* Material provided:
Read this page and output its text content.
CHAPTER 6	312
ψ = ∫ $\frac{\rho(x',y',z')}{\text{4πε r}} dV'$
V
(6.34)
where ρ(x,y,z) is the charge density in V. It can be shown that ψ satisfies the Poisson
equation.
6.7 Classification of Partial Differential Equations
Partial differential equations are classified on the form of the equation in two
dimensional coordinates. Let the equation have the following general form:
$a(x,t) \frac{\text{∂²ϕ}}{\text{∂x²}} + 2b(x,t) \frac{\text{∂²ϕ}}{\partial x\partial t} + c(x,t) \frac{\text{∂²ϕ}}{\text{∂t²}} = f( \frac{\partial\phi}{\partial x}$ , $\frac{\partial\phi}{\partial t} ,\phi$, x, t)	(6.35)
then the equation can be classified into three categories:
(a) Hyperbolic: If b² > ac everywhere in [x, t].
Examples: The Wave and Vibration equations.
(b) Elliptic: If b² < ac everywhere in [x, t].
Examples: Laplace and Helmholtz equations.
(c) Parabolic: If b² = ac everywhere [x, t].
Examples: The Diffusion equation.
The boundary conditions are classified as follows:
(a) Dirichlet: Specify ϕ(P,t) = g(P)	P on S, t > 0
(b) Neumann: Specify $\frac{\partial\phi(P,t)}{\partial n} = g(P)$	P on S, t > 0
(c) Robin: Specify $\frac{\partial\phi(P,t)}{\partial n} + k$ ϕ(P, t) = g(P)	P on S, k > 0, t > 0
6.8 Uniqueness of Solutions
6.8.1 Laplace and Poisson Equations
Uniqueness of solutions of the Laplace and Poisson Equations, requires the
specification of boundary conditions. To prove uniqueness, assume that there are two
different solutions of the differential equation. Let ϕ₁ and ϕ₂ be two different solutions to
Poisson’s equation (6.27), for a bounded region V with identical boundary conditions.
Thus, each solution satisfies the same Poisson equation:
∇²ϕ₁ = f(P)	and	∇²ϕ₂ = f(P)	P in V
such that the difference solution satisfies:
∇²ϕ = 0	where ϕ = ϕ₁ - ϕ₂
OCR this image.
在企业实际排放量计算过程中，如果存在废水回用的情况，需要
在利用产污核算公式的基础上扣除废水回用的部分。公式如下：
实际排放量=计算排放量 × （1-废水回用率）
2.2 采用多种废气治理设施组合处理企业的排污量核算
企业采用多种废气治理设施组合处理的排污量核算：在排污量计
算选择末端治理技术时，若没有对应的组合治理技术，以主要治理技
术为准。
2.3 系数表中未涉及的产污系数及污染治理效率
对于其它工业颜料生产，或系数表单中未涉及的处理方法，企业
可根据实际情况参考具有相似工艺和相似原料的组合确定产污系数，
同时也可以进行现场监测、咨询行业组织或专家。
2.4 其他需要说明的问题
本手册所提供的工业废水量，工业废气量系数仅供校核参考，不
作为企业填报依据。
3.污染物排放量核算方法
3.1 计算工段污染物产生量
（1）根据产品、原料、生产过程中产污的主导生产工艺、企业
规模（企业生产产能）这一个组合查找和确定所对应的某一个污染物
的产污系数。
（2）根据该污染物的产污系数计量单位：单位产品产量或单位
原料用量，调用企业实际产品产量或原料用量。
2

* Problem:
Quote exactly the line containing "OCR this image." and every later line through the end of the listing, and no other lines.

* Reply:
OCR this image.
在企业实际排放量计算过程中，如果存在废水回用的情况，需要
在利用产污核算公式的基础上扣除废水回用的部分。公式如下：
实际排放量=计算排放量 × （1-废水回用率）
2.2 采用多种废气治理设施组合处理企业的排污量核算
企业采用多种废气治理设施组合处理的排污量核算：在排污量计
算选择末端治理技术时，若没有对应的组合治理技术，以主要治理技
术为准。
2.3 系数表中未涉及的产污系数及污染治理效率
对于其它工业颜料生产，或系数表单中未涉及的处理方法，企业
可根据实际情况参考具有相似工艺和相似原料的组合确定产污系数，
同时也可以进行现场监测、咨询行业组织或专家。
2.4 其他需要说明的问题
本手册所提供的工业废水量，工业废气量系数仅供校核参考，不
作为企业填报依据。
3.污染物排放量核算方法
3.1 计算工段污染物产生量
（1）根据产品、原料、生产过程中产污的主导生产工艺、企业
规模（企业生产产能）这一个组合查找和确定所对应的某一个污染物
的产污系数。
（2）根据该污染物的产污系数计量单位：单位产品产量或单位
原料用量，调用企业实际产品产量或原料用量。
2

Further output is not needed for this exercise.